■ Request:
Each line below should be retyped exactly, with no pictures.
──────── Material provided ────────
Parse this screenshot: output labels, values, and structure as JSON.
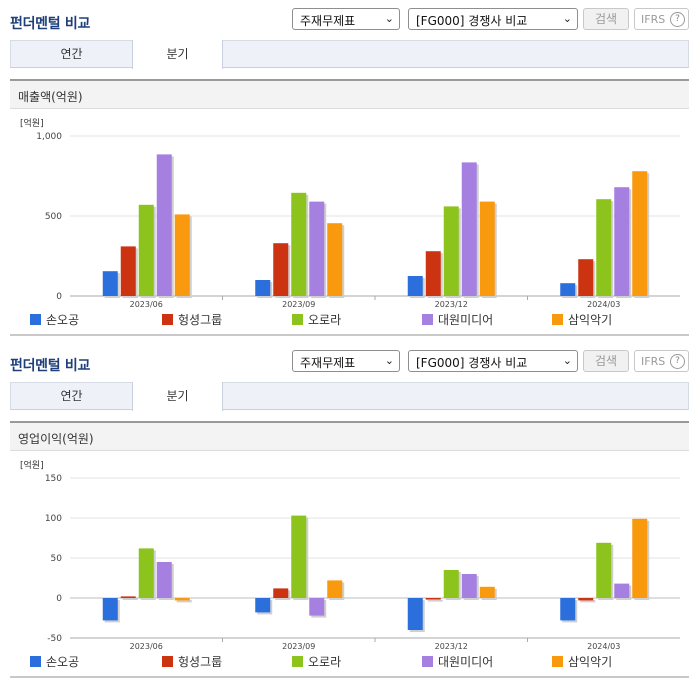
{
  "colors": [
    "#2a6fdb",
    "#cc3311",
    "#8cc31c",
    "#a680e0",
    "#f99a0e"
  ],
  "panels": [
    {
      "title": "펀더멘털 비교",
      "select1": "주재무제표",
      "select2": "[FG000] 경쟁사 비교",
      "search_label": "검색",
      "ifrs_label": "IFRS",
      "help_glyph": "?",
      "tab_annual": "연간",
      "tab_quarter": "분기",
      "section_title": "매출액(억원)",
      "legend": [
        "손오공",
        "헝셩그룹",
        "오로라",
        "대원미디어",
        "삼익악기"
      ]
    },
    {
      "title": "펀더멘털 비교",
      "select1": "주재무제표",
      "select2": "[FG000] 경쟁사 비교",
      "search_label": "검색",
      "ifrs_label": "IFRS",
      "help_glyph": "?",
      "tab_annual": "연간",
      "tab_quarter": "분기",
      "section_title": "영업이익(억원)",
      "legend": [
        "손오공",
        "헝셩그룹",
        "오로라",
        "대원미디어",
        "삼익악기"
      ]
    }
  ],
  "chart_data": [
    {
      "type": "bar",
      "unit_label": "[억원]",
      "categories": [
        "2023/06",
        "2023/09",
        "2023/12",
        "2024/03"
      ],
      "ylim": [
        0,
        1000
      ],
      "yticks": [
        0,
        500,
        1000
      ],
      "ytick_labels": [
        "0",
        "500",
        "1,000"
      ],
      "series": [
        {
          "name": "손오공",
          "values": [
            155,
            100,
            125,
            80
          ]
        },
        {
          "name": "헝셩그룹",
          "values": [
            310,
            330,
            280,
            230
          ]
        },
        {
          "name": "오로라",
          "values": [
            570,
            645,
            560,
            605
          ]
        },
        {
          "name": "대원미디어",
          "values": [
            885,
            590,
            835,
            680
          ]
        },
        {
          "name": "삼익악기",
          "values": [
            510,
            455,
            590,
            780
          ]
        }
      ]
    },
    {
      "type": "bar",
      "unit_label": "[억원]",
      "categories": [
        "2023/06",
        "2023/09",
        "2023/12",
        "2024/03"
      ],
      "ylim": [
        -50,
        150
      ],
      "yticks": [
        -50,
        0,
        50,
        100,
        150
      ],
      "ytick_labels": [
        "-50",
        "0",
        "50",
        "100",
        "150"
      ],
      "series": [
        {
          "name": "손오공",
          "values": [
            -28,
            -18,
            -40,
            -28
          ]
        },
        {
          "name": "헝셩그룹",
          "values": [
            2,
            12,
            -2,
            -3
          ]
        },
        {
          "name": "오로라",
          "values": [
            62,
            103,
            35,
            69
          ]
        },
        {
          "name": "대원미디어",
          "values": [
            45,
            -22,
            30,
            18
          ]
        },
        {
          "name": "삼익악기",
          "values": [
            -3,
            22,
            14,
            99
          ]
        }
      ]
    }
  ]
}
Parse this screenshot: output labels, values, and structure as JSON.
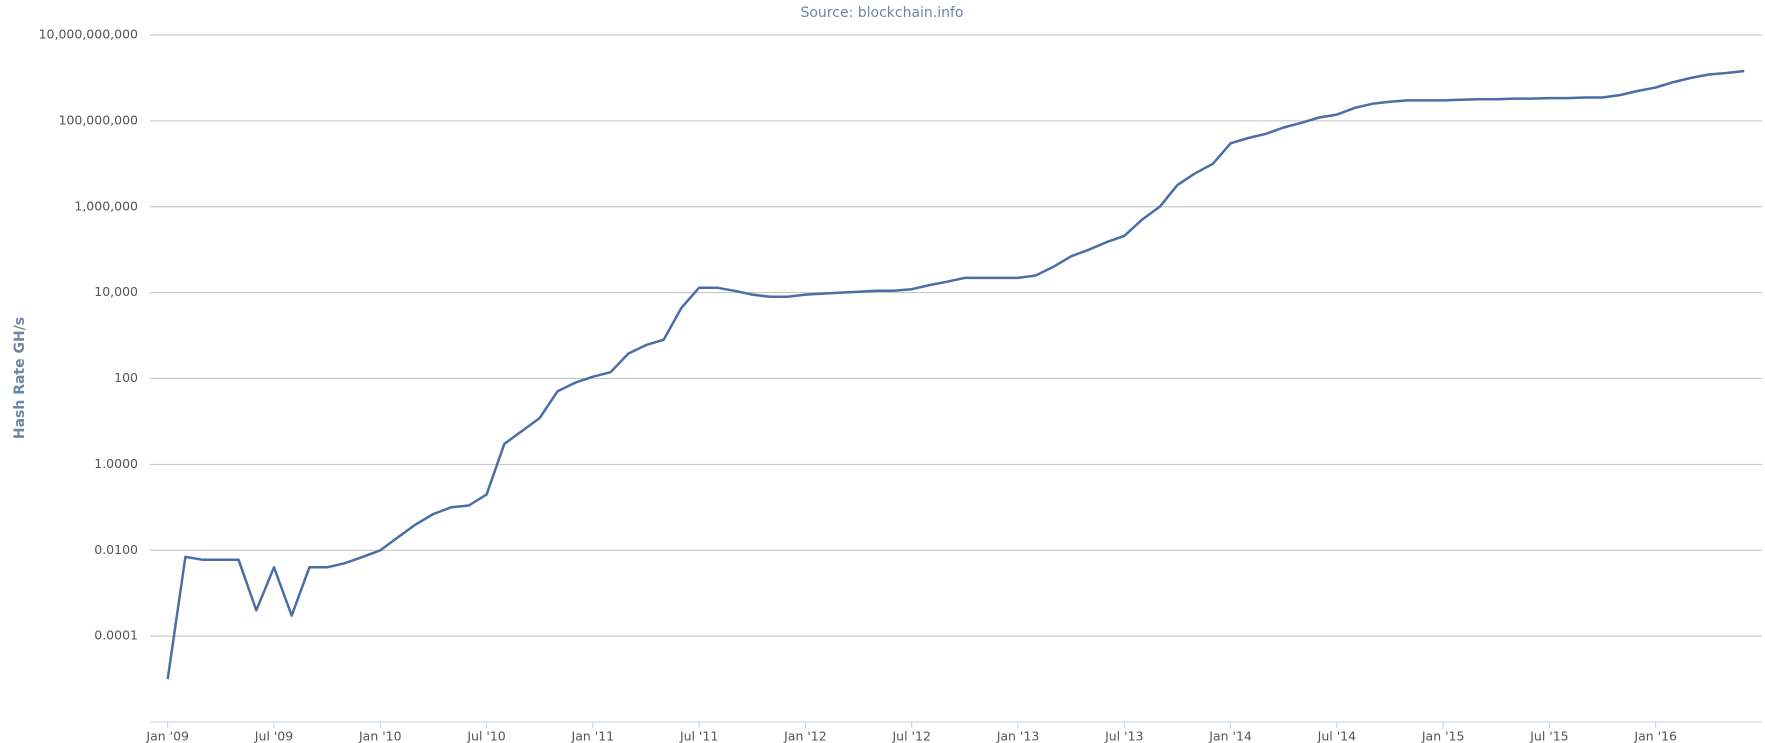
{
  "chart_data": {
    "type": "line",
    "title": "Source: blockchain.info",
    "y_label": "Hash Rate GH/s",
    "log_y": true,
    "grid": true,
    "color": "#4a6fa5",
    "x": [
      "2009-01",
      "2009-02",
      "2009-03",
      "2009-04",
      "2009-05",
      "2009-06",
      "2009-07",
      "2009-08",
      "2009-09",
      "2009-10",
      "2009-11",
      "2009-12",
      "2010-01",
      "2010-02",
      "2010-03",
      "2010-04",
      "2010-05",
      "2010-06",
      "2010-07",
      "2010-08",
      "2010-09",
      "2010-10",
      "2010-11",
      "2010-12",
      "2011-01",
      "2011-02",
      "2011-03",
      "2011-04",
      "2011-05",
      "2011-06",
      "2011-07",
      "2011-08",
      "2011-09",
      "2011-10",
      "2011-11",
      "2011-12",
      "2012-01",
      "2012-02",
      "2012-03",
      "2012-04",
      "2012-05",
      "2012-06",
      "2012-07",
      "2012-08",
      "2012-09",
      "2012-10",
      "2012-11",
      "2012-12",
      "2013-01",
      "2013-02",
      "2013-03",
      "2013-04",
      "2013-05",
      "2013-06",
      "2013-07",
      "2013-08",
      "2013-09",
      "2013-10",
      "2013-11",
      "2013-12",
      "2014-01",
      "2014-02",
      "2014-03",
      "2014-04",
      "2014-05",
      "2014-06",
      "2014-07",
      "2014-08",
      "2014-09",
      "2014-10",
      "2014-11",
      "2014-12",
      "2015-01",
      "2015-02",
      "2015-03",
      "2015-04",
      "2015-05",
      "2015-06",
      "2015-07",
      "2015-08",
      "2015-09",
      "2015-10",
      "2015-11",
      "2015-12",
      "2016-01",
      "2016-02",
      "2016-03",
      "2016-04",
      "2016-05",
      "2016-06"
    ],
    "values": [
      1e-05,
      0.007,
      0.006,
      0.006,
      0.006,
      0.0004,
      0.004,
      0.0003,
      0.004,
      0.004,
      0.005,
      0.007,
      0.01,
      0.02,
      0.04,
      0.07,
      0.1,
      0.11,
      0.2,
      3,
      6,
      12,
      50,
      80,
      110,
      140,
      380,
      600,
      800,
      4400,
      13000,
      13000,
      11000,
      9000,
      8000,
      8000,
      9000,
      9500,
      10000,
      10500,
      11000,
      11000,
      12000,
      15000,
      18000,
      22000,
      22000,
      22000,
      22000,
      25000,
      40000,
      70000,
      100000,
      150000,
      210000,
      500000,
      1000000,
      3200000,
      6000000,
      10000000,
      30000000,
      40000000,
      50000000,
      70000000,
      90000000,
      120000000,
      140000000,
      200000000,
      250000000,
      280000000,
      300000000,
      300000000,
      300000000,
      310000000,
      320000000,
      320000000,
      330000000,
      330000000,
      340000000,
      340000000,
      350000000,
      350000000,
      400000000,
      500000000,
      600000000,
      800000000,
      1000000000,
      1200000000,
      1300000000,
      1450000000
    ],
    "xlim": [
      "2008-12",
      "2016-07"
    ],
    "xticks": [
      {
        "value": "2009-01",
        "label": "Jan '09"
      },
      {
        "value": "2009-07",
        "label": "Jul '09"
      },
      {
        "value": "2010-01",
        "label": "Jan '10"
      },
      {
        "value": "2010-07",
        "label": "Jul '10"
      },
      {
        "value": "2011-01",
        "label": "Jan '11"
      },
      {
        "value": "2011-07",
        "label": "Jul '11"
      },
      {
        "value": "2012-01",
        "label": "Jan '12"
      },
      {
        "value": "2012-07",
        "label": "Jul '12"
      },
      {
        "value": "2013-01",
        "label": "Jan '13"
      },
      {
        "value": "2013-07",
        "label": "Jul '13"
      },
      {
        "value": "2014-01",
        "label": "Jan '14"
      },
      {
        "value": "2014-07",
        "label": "Jul '14"
      },
      {
        "value": "2015-01",
        "label": "Jan '15"
      },
      {
        "value": "2015-07",
        "label": "Jul '15"
      },
      {
        "value": "2016-01",
        "label": "Jan '16"
      }
    ],
    "ylim": [
      1e-06,
      10000000000
    ],
    "yticks": [
      {
        "value": 0.0001,
        "label": "0.0001"
      },
      {
        "value": 0.01,
        "label": "0.0100"
      },
      {
        "value": 1,
        "label": "1.0000"
      },
      100,
      {
        "value": 10000,
        "label": "10,000"
      },
      {
        "value": 1000000,
        "label": "1,000,000"
      },
      {
        "value": 100000000,
        "label": "100,000,000"
      },
      {
        "value": 10000000000,
        "label": "10,000,000,000"
      }
    ]
  }
}
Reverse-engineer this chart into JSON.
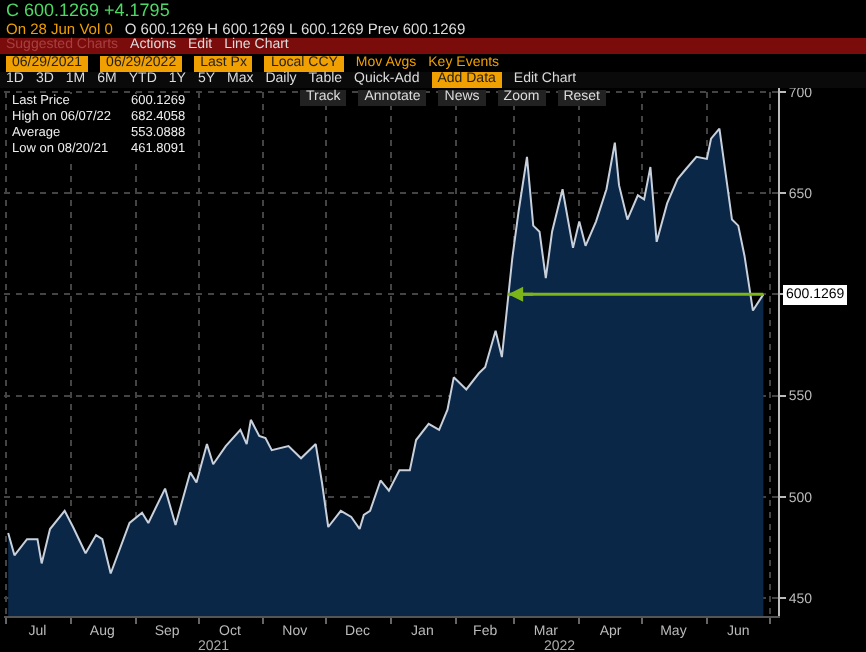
────────
■ Exercise output:
Parse this screenshot: output labels, values, and structure as JSON.
{
  "colors": [
    "#2a6fdb",
    "#cc3311",
    "#8cc31c",
    "#a680e0",
    "#f99a0e"
  ],
  "panels": [
    {
      "title": "펀더멘털 비교",
      "select1": "주재무제표",
      "select2": "[FG000] 경쟁사 비교",
      "search_label": "검색",
      "ifrs_label": "IFRS",
      "help_glyph": "?",
      "tab_annual": "연간",
      "tab_quarter": "분기",
      "section_title": "매출액(억원)",
      "legend": [
        "손오공",
        "헝셩그룹",
        "오로라",
        "대원미디어",
        "삼익악기"
      ]
    },
    {
      "title": "펀더멘털 비교",
      "select1": "주재무제표",
      "select2": "[FG000] 경쟁사 비교",
      "search_label": "검색",
      "ifrs_label": "IFRS",
      "help_glyph": "?",
      "tab_annual": "연간",
      "tab_quarter": "분기",
      "section_title": "영업이익(억원)",
      "legend": [
        "손오공",
        "헝셩그룹",
        "오로라",
        "대원미디어",
        "삼익악기"
      ]
    }
  ],
  "chart_data": [
    {
      "type": "bar",
      "unit_label": "[억원]",
      "categories": [
        "2023/06",
        "2023/09",
        "2023/12",
        "2024/03"
      ],
      "ylim": [
        0,
        1000
      ],
      "yticks": [
        0,
        500,
        1000
      ],
      "ytick_labels": [
        "0",
        "500",
        "1,000"
      ],
      "series": [
        {
          "name": "손오공",
          "values": [
            155,
            100,
            125,
            80
          ]
        },
        {
          "name": "헝셩그룹",
          "values": [
            310,
            330,
            280,
            230
          ]
        },
        {
          "name": "오로라",
          "values": [
            570,
            645,
            560,
            605
          ]
        },
        {
          "name": "대원미디어",
          "values": [
            885,
            590,
            835,
            680
          ]
        },
        {
          "name": "삼익악기",
          "values": [
            510,
            455,
            590,
            780
          ]
        }
      ]
    },
    {
      "type": "bar",
      "unit_label": "[억원]",
      "categories": [
        "2023/06",
        "2023/09",
        "2023/12",
        "2024/03"
      ],
      "ylim": [
        -50,
        150
      ],
      "yticks": [
        -50,
        0,
        50,
        100,
        150
      ],
      "ytick_labels": [
        "-50",
        "0",
        "50",
        "100",
        "150"
      ],
      "series": [
        {
          "name": "손오공",
          "values": [
            -28,
            -18,
            -40,
            -28
          ]
        },
        {
          "name": "헝셩그룹",
          "values": [
            2,
            12,
            -2,
            -3
          ]
        },
        {
          "name": "오로라",
          "values": [
            62,
            103,
            35,
            69
          ]
        },
        {
          "name": "대원미디어",
          "values": [
            45,
            -22,
            30,
            18
          ]
        },
        {
          "name": "삼익악기",
          "values": [
            -3,
            22,
            14,
            99
          ]
        }
      ]
    }
  ]
}
Parse this screenshot: output labels, values, and structure as JSON.
{
  "chart_data": {
    "type": "line",
    "title": "Source: blockchain.info",
    "y_label": "Hash Rate GH/s",
    "log_y": true,
    "grid": true,
    "color": "#4a6fa5",
    "x": [
      "2009-01",
      "2009-02",
      "2009-03",
      "2009-04",
      "2009-05",
      "2009-06",
      "2009-07",
      "2009-08",
      "2009-09",
      "2009-10",
      "2009-11",
      "2009-12",
      "2010-01",
      "2010-02",
      "2010-03",
      "2010-04",
      "2010-05",
      "2010-06",
      "2010-07",
      "2010-08",
      "2010-09",
      "2010-10",
      "2010-11",
      "2010-12",
      "2011-01",
      "2011-02",
      "2011-03",
      "2011-04",
      "2011-05",
      "2011-06",
      "2011-07",
      "2011-08",
      "2011-09",
      "2011-10",
      "2011-11",
      "2011-12",
      "2012-01",
      "2012-02",
      "2012-03",
      "2012-04",
      "2012-05",
      "2012-06",
      "2012-07",
      "2012-08",
      "2012-09",
      "2012-10",
      "2012-11",
      "2012-12",
      "2013-01",
      "2013-02",
      "2013-03",
      "2013-04",
      "2013-05",
      "2013-06",
      "2013-07",
      "2013-08",
      "2013-09",
      "2013-10",
      "2013-11",
      "2013-12",
      "2014-01",
      "2014-02",
      "2014-03",
      "2014-04",
      "2014-05",
      "2014-06",
      "2014-07",
      "2014-08",
      "2014-09",
      "2014-10",
      "2014-11",
      "2014-12",
      "2015-01",
      "2015-02",
      "2015-03",
      "2015-04",
      "2015-05",
      "2015-06",
      "2015-07",
      "2015-08",
      "2015-09",
      "2015-10",
      "2015-11",
      "2015-12",
      "2016-01",
      "2016-02",
      "2016-03",
      "2016-04",
      "2016-05",
      "2016-06"
    ],
    "values": [
      1e-05,
      0.007,
      0.006,
      0.006,
      0.006,
      0.0004,
      0.004,
      0.0003,
      0.004,
      0.004,
      0.005,
      0.007,
      0.01,
      0.02,
      0.04,
      0.07,
      0.1,
      0.11,
      0.2,
      3,
      6,
      12,
      50,
      80,
      110,
      140,
      380,
      600,
      800,
      4400,
      13000,
      13000,
      11000,
      9000,
      8000,
      8000,
      9000,
      9500,
      10000,
      10500,
      11000,
      11000,
      12000,
      15000,
      18000,
      22000,
      22000,
      22000,
      22000,
      25000,
      40000,
      70000,
      100000,
      150000,
      210000,
      500000,
      1000000,
      3200000,
      6000000,
      10000000,
      30000000,
      40000000,
      50000000,
      70000000,
      90000000,
      120000000,
      140000000,
      200000000,
      250000000,
      280000000,
      300000000,
      300000000,
      300000000,
      310000000,
      320000000,
      320000000,
      330000000,
      330000000,
      340000000,
      340000000,
      350000000,
      350000000,
      400000000,
      500000000,
      600000000,
      800000000,
      1000000000,
      1200000000,
      1300000000,
      1450000000
    ],
    "xlim": [
      "2008-12",
      "2016-07"
    ],
    "xticks": [
      {
        "value": "2009-01",
        "label": "Jan '09"
      },
      {
        "value": "2009-07",
        "label": "Jul '09"
      },
      {
        "value": "2010-01",
        "label": "Jan '10"
      },
      {
        "value": "2010-07",
        "label": "Jul '10"
      },
      {
        "value": "2011-01",
        "label": "Jan '11"
      },
      {
        "value": "2011-07",
        "label": "Jul '11"
      },
      {
        "value": "2012-01",
        "label": "Jan '12"
      },
      {
        "value": "2012-07",
        "label": "Jul '12"
      },
      {
        "value": "2013-01",
        "label": "Jan '13"
      },
      {
        "value": "2013-07",
        "label": "Jul '13"
      },
      {
        "value": "2014-01",
        "label": "Jan '14"
      },
      {
        "value": "2014-07",
        "label": "Jul '14"
      },
      {
        "value": "2015-01",
        "label": "Jan '15"
      },
      {
        "value": "2015-07",
        "label": "Jul '15"
      },
      {
        "value": "2016-01",
        "label": "Jan '16"
      }
    ],
    "ylim": [
      1e-06,
      10000000000
    ],
    "yticks": [
      {
        "value": 0.0001,
        "label": "0.0001"
      },
      {
        "value": 0.01,
        "label": "0.0100"
      },
      {
        "value": 1,
        "label": "1.0000"
      },
      100,
      {
        "value": 10000,
        "label": "10,000"
      },
      {
        "value": 1000000,
        "label": "1,000,000"
      },
      {
        "value": 100000000,
        "label": "100,000,000"
      },
      {
        "value": 10000000000,
        "label": "10,000,000,000"
      }
    ]
  }
}
Reverse-engineer this chart into JSON.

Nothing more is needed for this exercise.